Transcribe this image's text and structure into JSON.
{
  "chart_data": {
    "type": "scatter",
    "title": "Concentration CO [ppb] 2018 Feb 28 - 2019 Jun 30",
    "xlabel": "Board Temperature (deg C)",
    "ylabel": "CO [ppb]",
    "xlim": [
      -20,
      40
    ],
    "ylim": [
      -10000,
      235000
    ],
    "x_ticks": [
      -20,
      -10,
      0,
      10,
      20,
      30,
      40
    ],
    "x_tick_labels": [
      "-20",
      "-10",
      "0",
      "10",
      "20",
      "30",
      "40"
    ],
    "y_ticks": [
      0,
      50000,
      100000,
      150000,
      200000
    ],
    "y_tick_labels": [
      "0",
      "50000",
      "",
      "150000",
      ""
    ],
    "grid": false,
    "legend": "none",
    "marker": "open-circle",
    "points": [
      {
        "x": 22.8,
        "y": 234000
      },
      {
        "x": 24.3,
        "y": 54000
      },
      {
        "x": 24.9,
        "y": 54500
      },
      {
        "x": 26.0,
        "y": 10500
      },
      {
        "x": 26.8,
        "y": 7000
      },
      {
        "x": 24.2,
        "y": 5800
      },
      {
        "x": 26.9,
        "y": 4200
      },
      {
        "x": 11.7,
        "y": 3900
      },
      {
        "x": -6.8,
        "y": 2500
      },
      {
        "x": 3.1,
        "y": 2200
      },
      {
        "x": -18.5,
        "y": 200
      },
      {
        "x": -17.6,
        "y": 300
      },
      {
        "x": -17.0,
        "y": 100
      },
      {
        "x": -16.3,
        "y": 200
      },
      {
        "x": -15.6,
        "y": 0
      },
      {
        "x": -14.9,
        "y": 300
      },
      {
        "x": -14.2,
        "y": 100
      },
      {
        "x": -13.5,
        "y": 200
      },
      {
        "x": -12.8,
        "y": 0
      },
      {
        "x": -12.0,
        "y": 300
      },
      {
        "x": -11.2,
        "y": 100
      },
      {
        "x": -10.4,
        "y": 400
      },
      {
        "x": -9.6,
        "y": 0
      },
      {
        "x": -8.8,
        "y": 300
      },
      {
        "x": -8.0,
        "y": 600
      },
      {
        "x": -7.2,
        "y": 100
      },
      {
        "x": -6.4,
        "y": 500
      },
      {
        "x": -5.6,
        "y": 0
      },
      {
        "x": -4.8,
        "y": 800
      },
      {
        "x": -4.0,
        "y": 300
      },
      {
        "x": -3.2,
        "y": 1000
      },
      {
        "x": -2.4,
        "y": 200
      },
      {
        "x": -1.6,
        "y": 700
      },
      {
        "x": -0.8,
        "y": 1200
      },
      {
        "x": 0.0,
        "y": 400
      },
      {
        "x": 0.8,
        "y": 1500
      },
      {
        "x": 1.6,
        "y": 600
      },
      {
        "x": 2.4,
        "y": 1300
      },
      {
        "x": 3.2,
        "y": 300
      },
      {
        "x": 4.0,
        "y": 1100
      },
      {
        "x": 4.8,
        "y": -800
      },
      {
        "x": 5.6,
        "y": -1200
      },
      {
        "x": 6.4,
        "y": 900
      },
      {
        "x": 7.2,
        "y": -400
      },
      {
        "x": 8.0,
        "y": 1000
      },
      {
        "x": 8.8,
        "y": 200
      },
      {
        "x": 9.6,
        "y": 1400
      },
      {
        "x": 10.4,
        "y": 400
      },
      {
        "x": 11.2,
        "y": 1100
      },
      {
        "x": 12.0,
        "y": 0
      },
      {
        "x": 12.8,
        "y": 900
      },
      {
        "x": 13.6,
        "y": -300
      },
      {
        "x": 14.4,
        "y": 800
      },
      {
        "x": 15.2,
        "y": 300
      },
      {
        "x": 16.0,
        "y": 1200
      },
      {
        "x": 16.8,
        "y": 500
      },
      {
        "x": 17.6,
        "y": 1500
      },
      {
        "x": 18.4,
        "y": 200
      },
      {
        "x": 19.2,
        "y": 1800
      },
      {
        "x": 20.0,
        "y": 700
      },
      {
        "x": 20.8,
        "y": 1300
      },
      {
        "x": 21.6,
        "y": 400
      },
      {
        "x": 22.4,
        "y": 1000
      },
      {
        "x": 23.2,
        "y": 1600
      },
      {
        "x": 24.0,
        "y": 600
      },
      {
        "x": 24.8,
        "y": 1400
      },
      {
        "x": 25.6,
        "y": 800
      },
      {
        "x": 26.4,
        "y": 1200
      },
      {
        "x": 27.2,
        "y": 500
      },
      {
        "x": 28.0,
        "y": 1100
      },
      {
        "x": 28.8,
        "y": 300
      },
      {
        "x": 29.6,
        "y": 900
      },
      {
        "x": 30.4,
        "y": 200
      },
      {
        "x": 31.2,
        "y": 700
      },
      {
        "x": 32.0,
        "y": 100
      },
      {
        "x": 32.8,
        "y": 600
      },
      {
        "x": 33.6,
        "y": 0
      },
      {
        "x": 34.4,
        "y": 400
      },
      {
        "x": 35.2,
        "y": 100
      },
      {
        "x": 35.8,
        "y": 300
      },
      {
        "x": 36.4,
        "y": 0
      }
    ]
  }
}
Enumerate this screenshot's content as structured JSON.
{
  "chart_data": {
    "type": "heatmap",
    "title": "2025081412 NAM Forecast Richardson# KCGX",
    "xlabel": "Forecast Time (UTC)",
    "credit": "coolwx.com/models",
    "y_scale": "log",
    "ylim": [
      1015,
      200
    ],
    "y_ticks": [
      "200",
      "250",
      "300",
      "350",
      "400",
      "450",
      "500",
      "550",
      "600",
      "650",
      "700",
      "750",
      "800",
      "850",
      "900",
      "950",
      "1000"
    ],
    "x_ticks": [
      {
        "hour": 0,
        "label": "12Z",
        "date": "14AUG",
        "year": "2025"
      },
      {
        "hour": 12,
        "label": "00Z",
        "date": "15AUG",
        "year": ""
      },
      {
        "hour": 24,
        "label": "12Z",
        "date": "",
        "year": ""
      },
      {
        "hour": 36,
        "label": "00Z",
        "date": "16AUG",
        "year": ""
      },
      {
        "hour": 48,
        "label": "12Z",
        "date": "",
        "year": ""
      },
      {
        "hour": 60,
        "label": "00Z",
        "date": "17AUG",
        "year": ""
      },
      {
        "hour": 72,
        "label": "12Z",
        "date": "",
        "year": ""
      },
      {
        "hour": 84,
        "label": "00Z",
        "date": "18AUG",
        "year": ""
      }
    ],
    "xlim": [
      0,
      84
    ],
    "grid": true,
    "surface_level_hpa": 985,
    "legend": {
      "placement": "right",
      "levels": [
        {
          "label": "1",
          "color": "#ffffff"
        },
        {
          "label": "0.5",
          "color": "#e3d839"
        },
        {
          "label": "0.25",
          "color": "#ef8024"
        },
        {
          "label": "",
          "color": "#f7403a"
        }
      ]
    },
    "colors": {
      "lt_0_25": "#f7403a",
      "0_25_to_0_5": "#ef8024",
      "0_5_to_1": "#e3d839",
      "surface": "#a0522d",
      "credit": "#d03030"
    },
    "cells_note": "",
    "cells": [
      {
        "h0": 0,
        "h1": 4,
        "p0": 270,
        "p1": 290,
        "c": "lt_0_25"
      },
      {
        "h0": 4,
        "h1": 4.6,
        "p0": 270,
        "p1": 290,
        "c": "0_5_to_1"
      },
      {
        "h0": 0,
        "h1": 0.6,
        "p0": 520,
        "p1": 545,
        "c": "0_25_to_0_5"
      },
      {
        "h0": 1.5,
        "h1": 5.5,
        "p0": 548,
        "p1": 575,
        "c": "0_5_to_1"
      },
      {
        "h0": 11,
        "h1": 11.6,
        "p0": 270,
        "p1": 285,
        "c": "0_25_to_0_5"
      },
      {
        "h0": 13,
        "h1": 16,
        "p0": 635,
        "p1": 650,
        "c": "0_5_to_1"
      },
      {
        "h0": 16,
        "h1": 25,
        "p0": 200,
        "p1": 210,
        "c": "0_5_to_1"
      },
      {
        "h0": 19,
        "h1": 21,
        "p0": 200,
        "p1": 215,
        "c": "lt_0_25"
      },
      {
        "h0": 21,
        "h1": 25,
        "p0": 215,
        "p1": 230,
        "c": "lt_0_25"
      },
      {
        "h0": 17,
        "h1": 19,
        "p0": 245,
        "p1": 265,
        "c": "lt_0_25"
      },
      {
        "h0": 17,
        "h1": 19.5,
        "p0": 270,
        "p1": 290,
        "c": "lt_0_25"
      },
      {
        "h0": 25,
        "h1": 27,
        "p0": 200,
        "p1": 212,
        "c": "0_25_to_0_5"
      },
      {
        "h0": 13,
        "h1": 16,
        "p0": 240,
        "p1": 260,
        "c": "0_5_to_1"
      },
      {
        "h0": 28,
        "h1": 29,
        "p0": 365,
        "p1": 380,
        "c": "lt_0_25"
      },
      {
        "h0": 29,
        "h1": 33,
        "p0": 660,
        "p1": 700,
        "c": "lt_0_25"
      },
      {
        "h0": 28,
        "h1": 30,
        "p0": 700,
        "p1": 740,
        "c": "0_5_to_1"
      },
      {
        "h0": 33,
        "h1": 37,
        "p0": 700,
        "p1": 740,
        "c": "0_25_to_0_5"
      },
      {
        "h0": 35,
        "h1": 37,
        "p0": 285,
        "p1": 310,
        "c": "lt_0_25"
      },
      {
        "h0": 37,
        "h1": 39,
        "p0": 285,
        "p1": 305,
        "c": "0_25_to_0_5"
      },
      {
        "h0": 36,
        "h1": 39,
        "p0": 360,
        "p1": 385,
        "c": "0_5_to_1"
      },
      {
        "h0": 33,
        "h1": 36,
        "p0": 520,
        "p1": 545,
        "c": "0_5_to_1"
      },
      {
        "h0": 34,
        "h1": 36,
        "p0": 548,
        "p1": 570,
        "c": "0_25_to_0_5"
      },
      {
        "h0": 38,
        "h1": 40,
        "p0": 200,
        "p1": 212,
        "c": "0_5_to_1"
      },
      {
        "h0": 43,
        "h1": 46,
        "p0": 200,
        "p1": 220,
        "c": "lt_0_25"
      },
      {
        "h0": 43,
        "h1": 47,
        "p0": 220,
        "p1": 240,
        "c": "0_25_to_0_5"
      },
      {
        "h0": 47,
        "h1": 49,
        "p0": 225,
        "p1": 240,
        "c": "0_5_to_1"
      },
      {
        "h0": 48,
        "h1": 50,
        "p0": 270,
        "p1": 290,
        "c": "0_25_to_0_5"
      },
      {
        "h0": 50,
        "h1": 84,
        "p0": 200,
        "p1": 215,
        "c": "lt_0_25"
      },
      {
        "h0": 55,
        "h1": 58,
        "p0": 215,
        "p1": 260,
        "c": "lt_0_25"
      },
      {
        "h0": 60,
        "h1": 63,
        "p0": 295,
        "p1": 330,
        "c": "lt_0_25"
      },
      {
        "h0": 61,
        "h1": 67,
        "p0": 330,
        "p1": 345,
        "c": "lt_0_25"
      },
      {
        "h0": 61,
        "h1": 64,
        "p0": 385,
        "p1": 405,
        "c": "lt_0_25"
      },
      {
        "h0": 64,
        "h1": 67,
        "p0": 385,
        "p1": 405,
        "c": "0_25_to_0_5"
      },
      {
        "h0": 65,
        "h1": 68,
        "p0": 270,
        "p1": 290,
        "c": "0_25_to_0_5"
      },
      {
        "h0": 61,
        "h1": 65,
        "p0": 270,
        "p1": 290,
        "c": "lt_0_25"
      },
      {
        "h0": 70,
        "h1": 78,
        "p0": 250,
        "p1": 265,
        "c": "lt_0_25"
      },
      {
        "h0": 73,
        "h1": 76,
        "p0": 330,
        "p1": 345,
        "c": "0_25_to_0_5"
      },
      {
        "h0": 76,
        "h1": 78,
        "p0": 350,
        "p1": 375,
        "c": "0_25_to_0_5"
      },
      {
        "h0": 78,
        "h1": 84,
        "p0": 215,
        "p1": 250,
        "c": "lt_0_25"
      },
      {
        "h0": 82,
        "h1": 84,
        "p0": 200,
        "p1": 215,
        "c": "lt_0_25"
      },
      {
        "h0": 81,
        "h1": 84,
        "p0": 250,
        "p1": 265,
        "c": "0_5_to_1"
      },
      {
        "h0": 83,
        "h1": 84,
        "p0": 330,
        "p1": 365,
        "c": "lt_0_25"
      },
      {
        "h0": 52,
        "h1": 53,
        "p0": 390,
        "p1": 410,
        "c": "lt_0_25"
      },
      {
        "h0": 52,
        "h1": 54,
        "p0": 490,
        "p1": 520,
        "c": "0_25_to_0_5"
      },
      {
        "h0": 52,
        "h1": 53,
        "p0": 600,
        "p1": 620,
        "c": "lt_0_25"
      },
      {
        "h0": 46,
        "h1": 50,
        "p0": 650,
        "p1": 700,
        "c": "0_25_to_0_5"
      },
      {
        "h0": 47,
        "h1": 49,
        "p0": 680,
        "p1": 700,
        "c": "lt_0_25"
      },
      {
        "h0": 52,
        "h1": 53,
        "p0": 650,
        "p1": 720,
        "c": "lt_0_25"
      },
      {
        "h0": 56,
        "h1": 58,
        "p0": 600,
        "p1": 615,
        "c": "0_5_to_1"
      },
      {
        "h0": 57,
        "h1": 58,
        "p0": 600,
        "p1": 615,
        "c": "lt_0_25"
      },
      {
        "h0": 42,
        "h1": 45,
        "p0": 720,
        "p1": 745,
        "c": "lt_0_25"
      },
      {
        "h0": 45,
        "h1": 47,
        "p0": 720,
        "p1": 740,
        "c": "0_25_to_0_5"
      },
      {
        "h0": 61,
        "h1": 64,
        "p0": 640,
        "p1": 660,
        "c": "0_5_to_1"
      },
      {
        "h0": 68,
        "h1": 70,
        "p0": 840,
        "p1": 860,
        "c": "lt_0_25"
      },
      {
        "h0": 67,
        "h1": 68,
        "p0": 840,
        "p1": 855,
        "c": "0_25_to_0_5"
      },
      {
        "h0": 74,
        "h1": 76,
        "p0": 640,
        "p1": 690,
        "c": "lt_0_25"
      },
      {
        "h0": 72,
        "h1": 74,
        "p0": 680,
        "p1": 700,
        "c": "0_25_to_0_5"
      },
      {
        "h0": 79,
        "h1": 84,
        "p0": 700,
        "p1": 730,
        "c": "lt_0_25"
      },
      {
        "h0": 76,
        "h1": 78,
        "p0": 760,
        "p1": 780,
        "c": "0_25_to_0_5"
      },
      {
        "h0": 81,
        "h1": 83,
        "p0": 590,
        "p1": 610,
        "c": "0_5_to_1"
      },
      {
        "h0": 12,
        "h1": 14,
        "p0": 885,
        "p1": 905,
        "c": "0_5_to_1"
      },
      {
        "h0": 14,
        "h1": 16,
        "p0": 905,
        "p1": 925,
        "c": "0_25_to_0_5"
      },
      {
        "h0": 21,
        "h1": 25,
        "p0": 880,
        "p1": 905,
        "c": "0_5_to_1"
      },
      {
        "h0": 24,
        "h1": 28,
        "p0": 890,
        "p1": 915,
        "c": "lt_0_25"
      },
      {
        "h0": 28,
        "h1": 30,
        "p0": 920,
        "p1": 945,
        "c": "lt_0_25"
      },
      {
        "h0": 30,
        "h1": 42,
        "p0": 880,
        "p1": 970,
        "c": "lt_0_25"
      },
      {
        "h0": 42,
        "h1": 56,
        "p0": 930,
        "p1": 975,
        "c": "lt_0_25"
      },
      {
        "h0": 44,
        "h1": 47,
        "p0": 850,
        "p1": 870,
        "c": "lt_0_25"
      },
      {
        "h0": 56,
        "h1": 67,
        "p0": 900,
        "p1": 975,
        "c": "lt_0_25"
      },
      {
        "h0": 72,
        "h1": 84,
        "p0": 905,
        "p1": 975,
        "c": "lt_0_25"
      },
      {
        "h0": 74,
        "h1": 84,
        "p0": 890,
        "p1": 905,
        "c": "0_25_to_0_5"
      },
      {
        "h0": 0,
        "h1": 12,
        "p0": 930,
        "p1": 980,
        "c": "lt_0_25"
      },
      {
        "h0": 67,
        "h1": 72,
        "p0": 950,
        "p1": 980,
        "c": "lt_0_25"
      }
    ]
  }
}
☆ ☆ ☆ ☆ ☆ ☆ ☆
## WHAT THE TASK ASKS
Give the count of lines holding the word "title" and nothing more.

## EXPECTED ANSWER
2